**Source records**
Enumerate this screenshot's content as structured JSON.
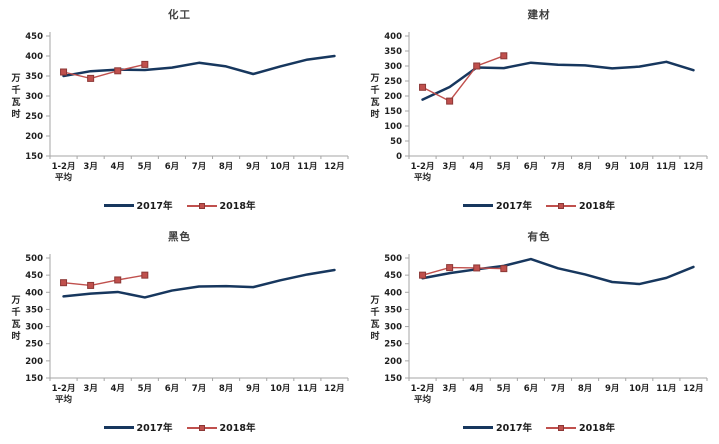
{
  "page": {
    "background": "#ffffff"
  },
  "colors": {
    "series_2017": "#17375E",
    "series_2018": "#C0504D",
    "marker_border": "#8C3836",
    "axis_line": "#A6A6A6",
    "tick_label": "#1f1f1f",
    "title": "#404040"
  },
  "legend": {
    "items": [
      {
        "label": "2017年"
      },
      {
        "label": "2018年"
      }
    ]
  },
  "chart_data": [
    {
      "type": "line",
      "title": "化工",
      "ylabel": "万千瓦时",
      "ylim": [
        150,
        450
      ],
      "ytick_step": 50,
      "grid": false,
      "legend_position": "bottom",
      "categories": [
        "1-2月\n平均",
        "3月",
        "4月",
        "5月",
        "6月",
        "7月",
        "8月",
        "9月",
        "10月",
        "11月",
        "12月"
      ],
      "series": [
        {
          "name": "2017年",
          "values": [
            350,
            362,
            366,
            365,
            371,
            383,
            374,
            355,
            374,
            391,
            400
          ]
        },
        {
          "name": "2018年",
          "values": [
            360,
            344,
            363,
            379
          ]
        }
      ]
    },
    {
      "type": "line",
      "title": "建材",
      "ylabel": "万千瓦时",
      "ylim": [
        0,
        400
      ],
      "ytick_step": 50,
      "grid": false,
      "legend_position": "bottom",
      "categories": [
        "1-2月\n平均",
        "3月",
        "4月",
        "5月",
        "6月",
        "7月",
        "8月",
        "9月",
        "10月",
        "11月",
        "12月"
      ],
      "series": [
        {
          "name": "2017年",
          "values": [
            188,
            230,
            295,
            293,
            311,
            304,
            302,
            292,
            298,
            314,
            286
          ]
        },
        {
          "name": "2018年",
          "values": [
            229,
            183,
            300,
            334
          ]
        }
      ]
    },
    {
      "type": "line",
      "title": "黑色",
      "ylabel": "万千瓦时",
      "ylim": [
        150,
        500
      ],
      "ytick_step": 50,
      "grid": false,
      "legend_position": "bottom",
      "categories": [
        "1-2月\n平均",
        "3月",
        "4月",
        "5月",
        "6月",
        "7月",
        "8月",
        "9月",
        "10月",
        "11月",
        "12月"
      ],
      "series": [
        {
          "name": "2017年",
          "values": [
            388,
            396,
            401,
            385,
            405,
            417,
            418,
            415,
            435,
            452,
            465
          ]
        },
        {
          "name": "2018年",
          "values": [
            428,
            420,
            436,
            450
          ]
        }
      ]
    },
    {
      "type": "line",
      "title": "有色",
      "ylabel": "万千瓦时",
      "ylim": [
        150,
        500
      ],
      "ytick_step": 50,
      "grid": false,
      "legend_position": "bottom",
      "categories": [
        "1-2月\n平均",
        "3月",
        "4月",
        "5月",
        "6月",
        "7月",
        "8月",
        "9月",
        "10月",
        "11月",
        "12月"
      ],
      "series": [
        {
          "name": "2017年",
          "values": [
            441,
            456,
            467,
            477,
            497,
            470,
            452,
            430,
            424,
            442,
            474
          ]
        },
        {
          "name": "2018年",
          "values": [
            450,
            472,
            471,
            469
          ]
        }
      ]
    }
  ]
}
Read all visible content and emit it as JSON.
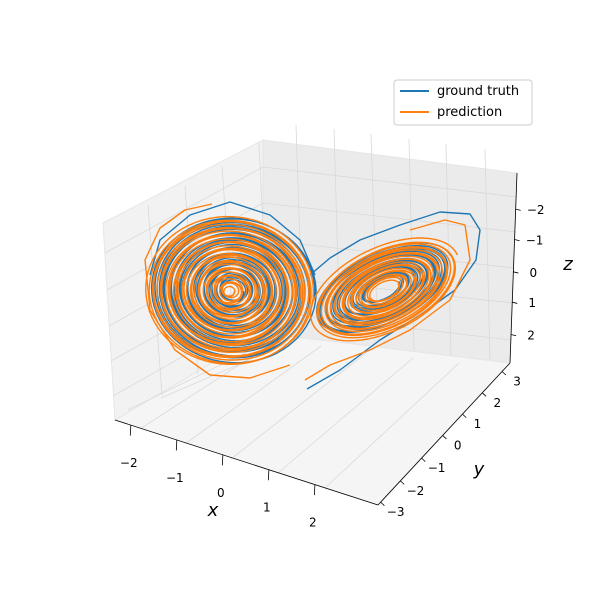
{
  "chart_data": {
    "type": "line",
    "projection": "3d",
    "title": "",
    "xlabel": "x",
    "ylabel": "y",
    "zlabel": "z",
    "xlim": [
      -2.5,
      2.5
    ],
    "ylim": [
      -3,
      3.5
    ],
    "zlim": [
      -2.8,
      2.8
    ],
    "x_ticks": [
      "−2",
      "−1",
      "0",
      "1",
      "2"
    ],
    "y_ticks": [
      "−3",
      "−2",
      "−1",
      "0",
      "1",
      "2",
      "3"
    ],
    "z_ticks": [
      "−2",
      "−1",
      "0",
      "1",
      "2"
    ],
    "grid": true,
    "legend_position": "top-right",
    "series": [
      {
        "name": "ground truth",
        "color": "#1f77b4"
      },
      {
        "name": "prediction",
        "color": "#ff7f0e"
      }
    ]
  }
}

**Exercise objective**
Repeat all the records above exactly, leaving out any pictures.

**Solution to this exercise**
Enumerate this screenshot's content as structured JSON.
{
  "page": {
    "background": "#ffffff"
  },
  "colors": {
    "series_2017": "#17375E",
    "series_2018": "#C0504D",
    "marker_border": "#8C3836",
    "axis_line": "#A6A6A6",
    "tick_label": "#1f1f1f",
    "title": "#404040"
  },
  "legend": {
    "items": [
      {
        "label": "2017年"
      },
      {
        "label": "2018年"
      }
    ]
  },
  "chart_data": [
    {
      "type": "line",
      "title": "化工",
      "ylabel": "万千瓦时",
      "ylim": [
        150,
        450
      ],
      "ytick_step": 50,
      "grid": false,
      "legend_position": "bottom",
      "categories": [
        "1-2月\n平均",
        "3月",
        "4月",
        "5月",
        "6月",
        "7月",
        "8月",
        "9月",
        "10月",
        "11月",
        "12月"
      ],
      "series": [
        {
          "name": "2017年",
          "values": [
            350,
            362,
            366,
            365,
            371,
            383,
            374,
            355,
            374,
            391,
            400
          ]
        },
        {
          "name": "2018年",
          "values": [
            360,
            344,
            363,
            379
          ]
        }
      ]
    },
    {
      "type": "line",
      "title": "建材",
      "ylabel": "万千瓦时",
      "ylim": [
        0,
        400
      ],
      "ytick_step": 50,
      "grid": false,
      "legend_position": "bottom",
      "categories": [
        "1-2月\n平均",
        "3月",
        "4月",
        "5月",
        "6月",
        "7月",
        "8月",
        "9月",
        "10月",
        "11月",
        "12月"
      ],
      "series": [
        {
          "name": "2017年",
          "values": [
            188,
            230,
            295,
            293,
            311,
            304,
            302,
            292,
            298,
            314,
            286
          ]
        },
        {
          "name": "2018年",
          "values": [
            229,
            183,
            300,
            334
          ]
        }
      ]
    },
    {
      "type": "line",
      "title": "黑色",
      "ylabel": "万千瓦时",
      "ylim": [
        150,
        500
      ],
      "ytick_step": 50,
      "grid": false,
      "legend_position": "bottom",
      "categories": [
        "1-2月\n平均",
        "3月",
        "4月",
        "5月",
        "6月",
        "7月",
        "8月",
        "9月",
        "10月",
        "11月",
        "12月"
      ],
      "series": [
        {
          "name": "2017年",
          "values": [
            388,
            396,
            401,
            385,
            405,
            417,
            418,
            415,
            435,
            452,
            465
          ]
        },
        {
          "name": "2018年",
          "values": [
            428,
            420,
            436,
            450
          ]
        }
      ]
    },
    {
      "type": "line",
      "title": "有色",
      "ylabel": "万千瓦时",
      "ylim": [
        150,
        500
      ],
      "ytick_step": 50,
      "grid": false,
      "legend_position": "bottom",
      "categories": [
        "1-2月\n平均",
        "3月",
        "4月",
        "5月",
        "6月",
        "7月",
        "8月",
        "9月",
        "10月",
        "11月",
        "12月"
      ],
      "series": [
        {
          "name": "2017年",
          "values": [
            441,
            456,
            467,
            477,
            497,
            470,
            452,
            430,
            424,
            442,
            474
          ]
        },
        {
          "name": "2018年",
          "values": [
            450,
            472,
            471,
            469
          ]
        }
      ]
    }
  ]
}
Read all visible content and emit it as JSON.
{
  "chart_data": {
    "type": "line",
    "projection": "3d",
    "title": "",
    "xlabel": "x",
    "ylabel": "y",
    "zlabel": "z",
    "xlim": [
      -2.5,
      2.5
    ],
    "ylim": [
      -3,
      3.5
    ],
    "zlim": [
      -2.8,
      2.8
    ],
    "x_ticks": [
      "−2",
      "−1",
      "0",
      "1",
      "2"
    ],
    "y_ticks": [
      "−3",
      "−2",
      "−1",
      "0",
      "1",
      "2",
      "3"
    ],
    "z_ticks": [
      "−2",
      "−1",
      "0",
      "1",
      "2"
    ],
    "grid": true,
    "legend_position": "top-right",
    "series": [
      {
        "name": "ground truth",
        "color": "#1f77b4"
      },
      {
        "name": "prediction",
        "color": "#ff7f0e"
      }
    ]
  }
}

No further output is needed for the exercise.